■ **Verilen görev 1**
Aşağıdaki alıntıya göre (a), (b) ve (c) ifadelerinin doğru olup olmadığını belirtin: (a) Tanzimat'a kadar arabaya padişah dışında yalnızca şeyhülislam ve kazaskerler binebilirdi. (b) Devlet ricali rütbesine göre arabayla yolculuk yapardı. (c) Kâğıthane eğlenceleri döneminde evliler aynı arabaya binebilirdi. Her ifade için evet ya da hayır deyin ve alıntıdan belirleyici sözleri aynen aktarın.

■ **Alıntı**

18 Mayıs 2025 Pazar

Gündelik Hayatımızda –Mahallede - 3

 



Otomobil


“Yağız atlar kişnedi, meşin kırbaç şakladı,/ Bir dakika araba yerinde durakladı.” 1970’li yıllarda Timur Selçuk’un ve pop şarkıcılarının şiirlerine besteler yaptığı Faruk Nafiz Çamlıbel’in (1898-1973) Han Duvarları şiiri, seyahat edenin çok az, şehirlerarası konaklama olanaklarının hanlardan ibaret olduğu yaylı araba döneminin hatırasıdır. Anadolu’da her şehrin bir otobüs şirketleri rekabet tarihi, otobüs garajı öyküsü vardır ve şehirleri kendi şirketleri olanlar ve şirketlerin hatları ve kalitesine göre de sınıflandırmak mümkündür.

Oysa Tanzimat’a kadar arabaya padişah dışında yalnızca şeyhülislam ve kazaskerler binebilirdi. Devlet ricali rütbesine göre atla yolculuk yapardı, halk yayaydı. II. Mahmud öteki devlet büyüklerine de izin verdi. Tanzimat’tan sonra özel ya da kiralık arabalar çıktı. Kağnı, talika, yaylı, payton, kupa, hinto, kâtip odası, lando, koçu, yük arabası, sepetli binek arabası gibi modeller ayrı sınıf ve hizmetlere göre kullanılmaya başladılar. Paris’ten önce paytonlar, sonra landonlar getirtilerek İstanbul’da yaygınlaştı. Recaizade Mahmut Ekrem’in Araba Sevdası (1896) romanında yeni ilişki biçimleri ve toplumsal tiplerin ortaya çıkışıyla arabaların yüklendiği işlev ölümsüzleşti. Birçok yazarın dile getirdiği Kâğıthane eğlenceleri döneminde arabada kadın olduğunda sürücü arabayı yerden yönettiği gibi, evliler dahi aynı arabaya binemezdi.

■ **Verilen görev 2**
Kayıtlardaki bütün satırları "dialog-button" yerine "modal-button" koyarak yeniden yazın, geri kalan her şeyi olduğu gibi bırakın.

Yerleşim veri kümesinden satırlar
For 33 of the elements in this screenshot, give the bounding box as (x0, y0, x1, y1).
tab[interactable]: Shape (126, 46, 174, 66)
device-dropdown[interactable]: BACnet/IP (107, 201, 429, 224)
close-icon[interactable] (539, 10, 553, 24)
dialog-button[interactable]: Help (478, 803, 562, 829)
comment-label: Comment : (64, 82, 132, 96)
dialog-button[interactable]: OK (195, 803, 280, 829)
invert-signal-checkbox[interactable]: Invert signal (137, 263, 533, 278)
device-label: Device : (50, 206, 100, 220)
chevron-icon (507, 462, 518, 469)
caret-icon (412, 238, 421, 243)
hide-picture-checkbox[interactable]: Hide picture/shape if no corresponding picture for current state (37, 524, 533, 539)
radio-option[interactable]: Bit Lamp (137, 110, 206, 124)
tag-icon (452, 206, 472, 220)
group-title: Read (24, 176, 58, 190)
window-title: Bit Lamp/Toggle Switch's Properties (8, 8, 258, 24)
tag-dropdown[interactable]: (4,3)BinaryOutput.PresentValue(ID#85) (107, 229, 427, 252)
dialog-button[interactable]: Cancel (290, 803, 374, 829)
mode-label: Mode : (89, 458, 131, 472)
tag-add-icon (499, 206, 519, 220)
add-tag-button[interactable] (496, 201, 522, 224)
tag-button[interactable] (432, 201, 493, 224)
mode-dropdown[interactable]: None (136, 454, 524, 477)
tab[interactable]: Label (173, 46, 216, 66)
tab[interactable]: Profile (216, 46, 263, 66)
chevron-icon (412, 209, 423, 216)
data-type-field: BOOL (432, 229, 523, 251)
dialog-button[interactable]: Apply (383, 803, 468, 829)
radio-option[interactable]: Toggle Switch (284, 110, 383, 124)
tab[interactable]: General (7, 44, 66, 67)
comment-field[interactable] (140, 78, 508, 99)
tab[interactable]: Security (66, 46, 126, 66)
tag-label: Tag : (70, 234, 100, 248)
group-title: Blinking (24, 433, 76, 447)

■ **Yanıt 1**
(a) Evet: "Oysa Tanzimat’a kadar arabaya padişah dışında yalnızca şeyhülislam ve kazaskerler binebilirdi."
(b) Hayır: "Devlet ricali rütbesine göre atla yolculuk yapardı"
(c) Hayır: "evliler dahi aynı arabaya binemezdi"

■ **Yanıt 2**
For 33 of the elements in this screenshot, give the bounding box as (x0, y0, x1, y1).
tab[interactable]: Shape (126, 46, 174, 66)
device-dropdown[interactable]: BACnet/IP (107, 201, 429, 224)
close-icon[interactable] (539, 10, 553, 24)
modal-button[interactable]: Help (478, 803, 562, 829)
comment-label: Comment : (64, 82, 132, 96)
modal-button[interactable]: OK (195, 803, 280, 829)
invert-signal-checkbox[interactable]: Invert signal (137, 263, 533, 278)
device-label: Device : (50, 206, 100, 220)
chevron-icon (507, 462, 518, 469)
caret-icon (412, 238, 421, 243)
hide-picture-checkbox[interactable]: Hide picture/shape if no corresponding picture for current state (37, 524, 533, 539)
radio-option[interactable]: Bit Lamp (137, 110, 206, 124)
tag-icon (452, 206, 472, 220)
group-title: Read (24, 176, 58, 190)
window-title: Bit Lamp/Toggle Switch's Properties (8, 8, 258, 24)
tag-dropdown[interactable]: (4,3)BinaryOutput.PresentValue(ID#85) (107, 229, 427, 252)
modal-button[interactable]: Cancel (290, 803, 374, 829)
mode-label: Mode : (89, 458, 131, 472)
tag-add-icon (499, 206, 519, 220)
add-tag-button[interactable] (496, 201, 522, 224)
tag-button[interactable] (432, 201, 493, 224)
mode-dropdown[interactable]: None (136, 454, 524, 477)
tab[interactable]: Label (173, 46, 216, 66)
tab[interactable]: Profile (216, 46, 263, 66)
chevron-icon (412, 209, 423, 216)
data-type-field: BOOL (432, 229, 523, 251)
modal-button[interactable]: Apply (383, 803, 468, 829)
radio-option[interactable]: Toggle Switch (284, 110, 383, 124)
tab[interactable]: General (7, 44, 66, 67)
comment-field[interactable] (140, 78, 508, 99)
tab[interactable]: Security (66, 46, 126, 66)
tag-label: Tag : (70, 234, 100, 248)
group-title: Blinking (24, 433, 76, 447)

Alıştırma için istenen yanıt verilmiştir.